**Task details:**
Determine how many lines in the entries below include "shown". The reply should be that number and nothing else.

**Supplied records:**
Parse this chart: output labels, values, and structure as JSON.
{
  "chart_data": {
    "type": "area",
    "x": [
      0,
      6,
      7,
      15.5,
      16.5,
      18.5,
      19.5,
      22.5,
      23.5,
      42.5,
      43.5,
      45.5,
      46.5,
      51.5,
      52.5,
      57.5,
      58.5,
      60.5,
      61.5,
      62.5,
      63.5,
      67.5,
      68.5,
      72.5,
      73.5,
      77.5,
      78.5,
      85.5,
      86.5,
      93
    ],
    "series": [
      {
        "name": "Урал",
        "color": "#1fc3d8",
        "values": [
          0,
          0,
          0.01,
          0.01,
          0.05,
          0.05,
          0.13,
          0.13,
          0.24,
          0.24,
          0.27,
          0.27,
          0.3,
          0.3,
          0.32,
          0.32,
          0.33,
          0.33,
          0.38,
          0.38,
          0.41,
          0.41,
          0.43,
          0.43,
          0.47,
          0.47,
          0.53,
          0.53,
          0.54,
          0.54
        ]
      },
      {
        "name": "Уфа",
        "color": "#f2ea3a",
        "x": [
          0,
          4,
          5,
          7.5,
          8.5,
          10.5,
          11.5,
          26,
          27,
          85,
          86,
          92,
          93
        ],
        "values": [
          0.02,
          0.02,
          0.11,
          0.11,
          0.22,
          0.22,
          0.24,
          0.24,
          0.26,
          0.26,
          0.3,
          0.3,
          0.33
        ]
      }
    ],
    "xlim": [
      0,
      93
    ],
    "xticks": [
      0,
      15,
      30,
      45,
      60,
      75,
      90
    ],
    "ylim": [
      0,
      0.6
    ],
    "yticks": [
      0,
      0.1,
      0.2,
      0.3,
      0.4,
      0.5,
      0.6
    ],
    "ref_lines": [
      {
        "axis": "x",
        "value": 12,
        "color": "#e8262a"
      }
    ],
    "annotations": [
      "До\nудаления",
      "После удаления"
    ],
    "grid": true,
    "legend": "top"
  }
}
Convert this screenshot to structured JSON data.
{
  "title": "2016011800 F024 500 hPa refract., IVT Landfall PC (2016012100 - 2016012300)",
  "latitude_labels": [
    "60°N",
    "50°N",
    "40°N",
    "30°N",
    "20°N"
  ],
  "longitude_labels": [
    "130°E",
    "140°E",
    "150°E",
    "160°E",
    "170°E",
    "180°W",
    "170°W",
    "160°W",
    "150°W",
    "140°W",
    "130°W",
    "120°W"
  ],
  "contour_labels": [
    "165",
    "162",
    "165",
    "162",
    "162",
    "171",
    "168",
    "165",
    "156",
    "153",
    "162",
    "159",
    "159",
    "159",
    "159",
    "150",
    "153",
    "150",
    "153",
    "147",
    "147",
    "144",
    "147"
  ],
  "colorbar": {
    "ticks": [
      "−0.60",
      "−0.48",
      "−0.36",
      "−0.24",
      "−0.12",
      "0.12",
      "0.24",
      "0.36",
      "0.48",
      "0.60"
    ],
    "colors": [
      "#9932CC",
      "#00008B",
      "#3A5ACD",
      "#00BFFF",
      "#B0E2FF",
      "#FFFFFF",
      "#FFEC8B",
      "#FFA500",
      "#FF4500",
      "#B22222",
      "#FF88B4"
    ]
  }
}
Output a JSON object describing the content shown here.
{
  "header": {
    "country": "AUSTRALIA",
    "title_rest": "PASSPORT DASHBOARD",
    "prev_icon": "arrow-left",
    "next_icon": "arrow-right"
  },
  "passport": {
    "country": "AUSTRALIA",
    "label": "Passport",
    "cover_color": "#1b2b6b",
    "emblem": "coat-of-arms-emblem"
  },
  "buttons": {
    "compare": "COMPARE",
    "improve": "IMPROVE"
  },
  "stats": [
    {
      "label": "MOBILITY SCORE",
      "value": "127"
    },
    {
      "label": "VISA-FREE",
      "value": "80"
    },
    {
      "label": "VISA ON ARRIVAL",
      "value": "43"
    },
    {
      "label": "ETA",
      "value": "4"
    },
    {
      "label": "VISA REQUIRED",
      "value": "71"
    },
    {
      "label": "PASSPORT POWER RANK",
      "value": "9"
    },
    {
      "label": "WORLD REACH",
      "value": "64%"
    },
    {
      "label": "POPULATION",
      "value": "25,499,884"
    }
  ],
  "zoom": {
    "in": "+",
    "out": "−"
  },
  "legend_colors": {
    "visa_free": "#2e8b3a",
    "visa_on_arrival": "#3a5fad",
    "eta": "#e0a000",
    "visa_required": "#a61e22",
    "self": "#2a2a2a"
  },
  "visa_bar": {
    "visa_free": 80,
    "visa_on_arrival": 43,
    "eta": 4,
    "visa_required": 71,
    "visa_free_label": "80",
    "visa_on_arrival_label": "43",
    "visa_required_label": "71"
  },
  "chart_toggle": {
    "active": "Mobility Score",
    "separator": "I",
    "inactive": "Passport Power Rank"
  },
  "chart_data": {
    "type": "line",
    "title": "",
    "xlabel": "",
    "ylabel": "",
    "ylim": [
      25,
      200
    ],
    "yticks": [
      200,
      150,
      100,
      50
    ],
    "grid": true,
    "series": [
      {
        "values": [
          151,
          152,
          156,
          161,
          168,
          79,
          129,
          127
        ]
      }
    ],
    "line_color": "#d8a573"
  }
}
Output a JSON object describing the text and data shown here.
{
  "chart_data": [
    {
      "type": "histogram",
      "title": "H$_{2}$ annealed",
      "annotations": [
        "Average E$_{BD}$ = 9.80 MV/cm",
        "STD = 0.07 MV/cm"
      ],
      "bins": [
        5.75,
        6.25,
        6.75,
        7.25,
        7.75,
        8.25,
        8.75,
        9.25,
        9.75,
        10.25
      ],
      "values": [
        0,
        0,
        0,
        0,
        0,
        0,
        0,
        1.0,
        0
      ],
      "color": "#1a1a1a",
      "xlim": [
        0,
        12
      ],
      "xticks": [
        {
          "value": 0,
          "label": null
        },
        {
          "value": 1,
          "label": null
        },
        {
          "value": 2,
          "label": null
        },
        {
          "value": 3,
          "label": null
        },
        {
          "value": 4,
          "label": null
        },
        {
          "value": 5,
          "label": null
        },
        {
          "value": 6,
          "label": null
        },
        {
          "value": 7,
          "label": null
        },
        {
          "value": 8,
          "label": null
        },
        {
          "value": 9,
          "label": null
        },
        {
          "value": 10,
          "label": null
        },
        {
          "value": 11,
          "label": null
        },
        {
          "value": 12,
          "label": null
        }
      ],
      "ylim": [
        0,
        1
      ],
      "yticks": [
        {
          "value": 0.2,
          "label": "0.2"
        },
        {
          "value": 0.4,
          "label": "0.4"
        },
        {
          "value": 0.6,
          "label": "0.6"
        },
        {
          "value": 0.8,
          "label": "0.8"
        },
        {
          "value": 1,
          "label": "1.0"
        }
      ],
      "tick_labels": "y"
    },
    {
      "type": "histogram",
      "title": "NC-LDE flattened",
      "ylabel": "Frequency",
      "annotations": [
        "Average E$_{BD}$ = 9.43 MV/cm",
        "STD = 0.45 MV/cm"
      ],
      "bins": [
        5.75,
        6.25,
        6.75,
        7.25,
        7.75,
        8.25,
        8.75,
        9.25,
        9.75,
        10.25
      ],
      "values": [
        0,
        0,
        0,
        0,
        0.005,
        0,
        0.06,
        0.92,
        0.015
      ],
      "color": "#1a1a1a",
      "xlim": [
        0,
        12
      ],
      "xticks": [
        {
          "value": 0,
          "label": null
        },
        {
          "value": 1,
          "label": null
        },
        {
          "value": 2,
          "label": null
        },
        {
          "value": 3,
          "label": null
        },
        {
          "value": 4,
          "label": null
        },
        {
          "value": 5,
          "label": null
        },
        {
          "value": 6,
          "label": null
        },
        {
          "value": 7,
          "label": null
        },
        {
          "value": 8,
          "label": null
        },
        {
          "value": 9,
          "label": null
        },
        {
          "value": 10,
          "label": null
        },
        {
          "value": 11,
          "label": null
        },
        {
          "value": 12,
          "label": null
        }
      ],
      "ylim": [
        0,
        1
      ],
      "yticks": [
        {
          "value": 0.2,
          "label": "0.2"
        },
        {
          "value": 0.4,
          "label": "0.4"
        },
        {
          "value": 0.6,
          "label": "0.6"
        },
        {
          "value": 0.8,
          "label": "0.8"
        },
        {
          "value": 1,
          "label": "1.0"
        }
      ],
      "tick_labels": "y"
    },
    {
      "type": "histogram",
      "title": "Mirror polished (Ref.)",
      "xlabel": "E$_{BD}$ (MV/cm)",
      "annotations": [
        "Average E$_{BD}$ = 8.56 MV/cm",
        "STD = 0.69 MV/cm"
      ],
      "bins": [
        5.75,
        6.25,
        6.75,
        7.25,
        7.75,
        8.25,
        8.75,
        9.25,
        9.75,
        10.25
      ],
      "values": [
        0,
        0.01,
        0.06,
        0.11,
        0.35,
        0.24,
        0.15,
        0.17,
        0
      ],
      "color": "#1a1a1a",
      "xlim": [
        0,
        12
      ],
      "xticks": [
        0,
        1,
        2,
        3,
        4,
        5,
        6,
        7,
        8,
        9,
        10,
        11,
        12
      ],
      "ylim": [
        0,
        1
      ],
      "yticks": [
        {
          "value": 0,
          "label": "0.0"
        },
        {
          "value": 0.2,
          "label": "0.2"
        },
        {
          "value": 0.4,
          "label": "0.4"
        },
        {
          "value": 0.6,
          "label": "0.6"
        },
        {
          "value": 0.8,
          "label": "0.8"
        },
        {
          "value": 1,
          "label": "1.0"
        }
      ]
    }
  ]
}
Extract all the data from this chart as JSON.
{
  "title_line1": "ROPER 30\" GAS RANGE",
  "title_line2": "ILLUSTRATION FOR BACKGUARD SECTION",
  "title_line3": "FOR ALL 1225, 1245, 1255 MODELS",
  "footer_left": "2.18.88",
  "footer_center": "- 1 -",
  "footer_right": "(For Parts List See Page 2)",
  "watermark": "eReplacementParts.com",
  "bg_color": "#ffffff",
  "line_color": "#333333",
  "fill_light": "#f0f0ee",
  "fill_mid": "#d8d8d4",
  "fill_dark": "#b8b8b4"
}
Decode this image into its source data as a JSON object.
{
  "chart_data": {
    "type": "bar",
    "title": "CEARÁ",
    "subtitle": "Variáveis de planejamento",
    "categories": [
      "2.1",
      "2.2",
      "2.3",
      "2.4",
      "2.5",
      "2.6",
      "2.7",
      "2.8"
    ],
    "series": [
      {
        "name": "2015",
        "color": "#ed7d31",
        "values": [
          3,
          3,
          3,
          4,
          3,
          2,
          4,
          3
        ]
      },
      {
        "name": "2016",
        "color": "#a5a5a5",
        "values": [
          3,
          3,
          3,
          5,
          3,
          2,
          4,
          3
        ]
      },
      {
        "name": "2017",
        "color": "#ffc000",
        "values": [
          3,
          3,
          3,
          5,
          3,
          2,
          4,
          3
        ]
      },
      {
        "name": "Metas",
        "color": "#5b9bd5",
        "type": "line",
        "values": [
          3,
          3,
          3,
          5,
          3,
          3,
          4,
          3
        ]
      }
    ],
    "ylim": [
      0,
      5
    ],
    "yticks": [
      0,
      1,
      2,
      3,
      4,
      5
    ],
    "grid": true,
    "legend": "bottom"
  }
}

**Full response:**
2